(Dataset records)

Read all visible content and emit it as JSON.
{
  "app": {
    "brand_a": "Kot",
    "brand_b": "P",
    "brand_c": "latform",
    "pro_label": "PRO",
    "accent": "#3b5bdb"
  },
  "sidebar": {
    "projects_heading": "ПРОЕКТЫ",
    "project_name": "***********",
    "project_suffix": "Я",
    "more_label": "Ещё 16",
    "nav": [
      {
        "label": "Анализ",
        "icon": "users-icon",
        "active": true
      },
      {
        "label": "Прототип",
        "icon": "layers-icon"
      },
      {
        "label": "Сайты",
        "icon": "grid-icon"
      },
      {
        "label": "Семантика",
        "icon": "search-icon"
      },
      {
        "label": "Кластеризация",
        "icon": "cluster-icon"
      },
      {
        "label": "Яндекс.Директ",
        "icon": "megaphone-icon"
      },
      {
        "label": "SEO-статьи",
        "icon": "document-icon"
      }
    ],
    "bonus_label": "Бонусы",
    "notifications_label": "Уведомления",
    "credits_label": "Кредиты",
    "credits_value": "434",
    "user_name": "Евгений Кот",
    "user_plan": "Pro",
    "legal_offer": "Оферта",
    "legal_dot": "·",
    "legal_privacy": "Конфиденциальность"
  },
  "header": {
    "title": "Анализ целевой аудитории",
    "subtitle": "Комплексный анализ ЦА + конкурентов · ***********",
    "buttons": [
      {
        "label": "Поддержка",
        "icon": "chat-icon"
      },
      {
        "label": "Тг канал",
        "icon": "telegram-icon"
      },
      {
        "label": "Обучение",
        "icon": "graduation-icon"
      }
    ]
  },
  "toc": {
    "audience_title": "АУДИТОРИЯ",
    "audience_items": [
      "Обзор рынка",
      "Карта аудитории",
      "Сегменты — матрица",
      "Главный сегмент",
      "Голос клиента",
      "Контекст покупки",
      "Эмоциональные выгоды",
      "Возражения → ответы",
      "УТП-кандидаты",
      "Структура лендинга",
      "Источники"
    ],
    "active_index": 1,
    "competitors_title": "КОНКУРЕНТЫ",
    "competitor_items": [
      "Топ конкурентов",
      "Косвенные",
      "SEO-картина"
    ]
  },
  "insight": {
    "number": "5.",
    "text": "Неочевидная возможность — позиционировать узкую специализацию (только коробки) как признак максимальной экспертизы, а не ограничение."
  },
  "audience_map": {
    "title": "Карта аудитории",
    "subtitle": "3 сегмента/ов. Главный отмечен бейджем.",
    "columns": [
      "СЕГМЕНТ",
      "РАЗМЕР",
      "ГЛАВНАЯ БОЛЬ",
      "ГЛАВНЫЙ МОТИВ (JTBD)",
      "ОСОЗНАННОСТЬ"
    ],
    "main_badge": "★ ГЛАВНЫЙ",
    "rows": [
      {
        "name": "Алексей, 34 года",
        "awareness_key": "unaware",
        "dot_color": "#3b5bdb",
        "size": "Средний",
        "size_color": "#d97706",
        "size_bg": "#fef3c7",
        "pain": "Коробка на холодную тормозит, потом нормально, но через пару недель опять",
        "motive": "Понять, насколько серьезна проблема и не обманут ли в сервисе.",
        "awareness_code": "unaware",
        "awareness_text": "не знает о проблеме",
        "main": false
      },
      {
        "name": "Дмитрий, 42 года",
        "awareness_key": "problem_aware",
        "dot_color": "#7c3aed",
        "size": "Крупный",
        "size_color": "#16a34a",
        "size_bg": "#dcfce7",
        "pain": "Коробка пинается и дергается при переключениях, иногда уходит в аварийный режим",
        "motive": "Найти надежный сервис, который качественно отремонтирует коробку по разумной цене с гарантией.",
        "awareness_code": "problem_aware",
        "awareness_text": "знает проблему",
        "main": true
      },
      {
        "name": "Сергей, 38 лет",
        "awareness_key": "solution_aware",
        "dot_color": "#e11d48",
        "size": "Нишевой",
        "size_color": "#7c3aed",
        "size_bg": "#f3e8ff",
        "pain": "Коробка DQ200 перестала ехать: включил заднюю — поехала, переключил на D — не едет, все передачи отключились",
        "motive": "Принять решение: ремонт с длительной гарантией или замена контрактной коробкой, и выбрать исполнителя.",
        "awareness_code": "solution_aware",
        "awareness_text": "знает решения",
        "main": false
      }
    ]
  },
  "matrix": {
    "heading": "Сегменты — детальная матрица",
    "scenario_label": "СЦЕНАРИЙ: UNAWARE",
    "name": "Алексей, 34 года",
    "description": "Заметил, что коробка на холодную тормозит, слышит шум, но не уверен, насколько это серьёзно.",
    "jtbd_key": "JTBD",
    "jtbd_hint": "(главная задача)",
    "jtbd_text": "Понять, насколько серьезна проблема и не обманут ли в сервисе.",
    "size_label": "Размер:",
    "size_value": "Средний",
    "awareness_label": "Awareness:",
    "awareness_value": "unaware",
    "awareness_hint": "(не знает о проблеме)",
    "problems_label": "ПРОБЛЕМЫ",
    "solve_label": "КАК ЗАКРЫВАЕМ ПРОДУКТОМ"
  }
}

• [EXERCISE BRIEF]: Give an exact repetition of all the material.

• [IN RESPONSE]:
Read all visible content and emit it as JSON.
{
  "app": {
    "brand_a": "Kot",
    "brand_b": "P",
    "brand_c": "latform",
    "pro_label": "PRO",
    "accent": "#3b5bdb"
  },
  "sidebar": {
    "projects_heading": "ПРОЕКТЫ",
    "project_name": "***********",
    "project_suffix": "Я",
    "more_label": "Ещё 16",
    "nav": [
      {
        "label": "Анализ",
        "icon": "users-icon",
        "active": true
      },
      {
        "label": "Прототип",
        "icon": "layers-icon"
      },
      {
        "label": "Сайты",
        "icon": "grid-icon"
      },
      {
        "label": "Семантика",
        "icon": "search-icon"
      },
      {
        "label": "Кластеризация",
        "icon": "cluster-icon"
      },
      {
        "label": "Яндекс.Директ",
        "icon": "megaphone-icon"
      },
      {
        "label": "SEO-статьи",
        "icon": "document-icon"
      }
    ],
    "bonus_label": "Бонусы",
    "notifications_label": "Уведомления",
    "credits_label": "Кредиты",
    "credits_value": "434",
    "user_name": "Евгений Кот",
    "user_plan": "Pro",
    "legal_offer": "Оферта",
    "legal_dot": "·",
    "legal_privacy": "Конфиденциальность"
  },
  "header": {
    "title": "Анализ целевой аудитории",
    "subtitle": "Комплексный анализ ЦА + конкурентов · ***********",
    "buttons": [
      {
        "label": "Поддержка",
        "icon": "chat-icon"
      },
      {
        "label": "Тг канал",
        "icon": "telegram-icon"
      },
      {
        "label": "Обучение",
        "icon": "graduation-icon"
      }
    ]
  },
  "toc": {
    "audience_title": "АУДИТОРИЯ",
    "audience_items": [
      "Обзор рынка",
      "Карта аудитории",
      "Сегменты — матрица",
      "Главный сегмент",
      "Голос клиента",
      "Контекст покупки",
      "Эмоциональные выгоды",
      "Возражения → ответы",
      "УТП-кандидаты",
      "Структура лендинга",
      "Источники"
    ],
    "active_index": 1,
    "competitors_title": "КОНКУРЕНТЫ",
    "competitor_items": [
      "Топ конкурентов",
      "Косвенные",
      "SEO-картина"
    ]
  },
  "insight": {
    "number": "5.",
    "text": "Неочевидная возможность — позиционировать узкую специализацию (только коробки) как признак максимальной экспертизы, а не ограничение."
  },
  "audience_map": {
    "title": "Карта аудитории",
    "subtitle": "3 сегмента/ов. Главный отмечен бейджем.",
    "columns": [
      "СЕГМЕНТ",
      "РАЗМЕР",
      "ГЛАВНАЯ БОЛЬ",
      "ГЛАВНЫЙ МОТИВ (JTBD)",
      "ОСОЗНАННОСТЬ"
    ],
    "main_badge": "★ ГЛАВНЫЙ",
    "rows": [
      {
        "name": "Алексей, 34 года",
        "awareness_key": "unaware",
        "dot_color": "#3b5bdb",
        "size": "Средний",
        "size_color": "#d97706",
        "size_bg": "#fef3c7",
        "pain": "Коробка на холодную тормозит, потом нормально, но через пару недель опять",
        "motive": "Понять, насколько серьезна проблема и не обманут ли в сервисе.",
        "awareness_code": "unaware",
        "awareness_text": "не знает о проблеме",
        "main": false
      },
      {
        "name": "Дмитрий, 42 года",
        "awareness_key": "problem_aware",
        "dot_color": "#7c3aed",
        "size": "Крупный",
        "size_color": "#16a34a",
        "size_bg": "#dcfce7",
        "pain": "Коробка пинается и дергается при переключениях, иногда уходит в аварийный режим",
        "motive": "Найти надежный сервис, который качественно отремонтирует коробку по разумной цене с гарантией.",
        "awareness_code": "problem_aware",
        "awareness_text": "знает проблему",
        "main": true
      },
      {
        "name": "Сергей, 38 лет",
        "awareness_key": "solution_aware",
        "dot_color": "#e11d48",
        "size": "Нишевой",
        "size_color": "#7c3aed",
        "size_bg": "#f3e8ff",
        "pain": "Коробка DQ200 перестала ехать: включил заднюю — поехала, переключил на D — не едет, все передачи отключились",
        "motive": "Принять решение: ремонт с длительной гарантией или замена контрактной коробкой, и выбрать исполнителя.",
        "awareness_code": "solution_aware",
        "awareness_text": "знает решения",
        "main": false
      }
    ]
  },
  "matrix": {
    "heading": "Сегменты — детальная матрица",
    "scenario_label": "СЦЕНАРИЙ: UNAWARE",
    "name": "Алексей, 34 года",
    "description": "Заметил, что коробка на холодную тормозит, слышит шум, но не уверен, насколько это серьёзно.",
    "jtbd_key": "JTBD",
    "jtbd_hint": "(главная задача)",
    "jtbd_text": "Понять, насколько серьезна проблема и не обманут ли в сервисе.",
    "size_label": "Размер:",
    "size_value": "Средний",
    "awareness_label": "Awareness:",
    "awareness_value": "unaware",
    "awareness_hint": "(не знает о проблеме)",
    "problems_label": "ПРОБЛЕМЫ",
    "solve_label": "КАК ЗАКРЫВАЕМ ПРОДУКТОМ"
  }
}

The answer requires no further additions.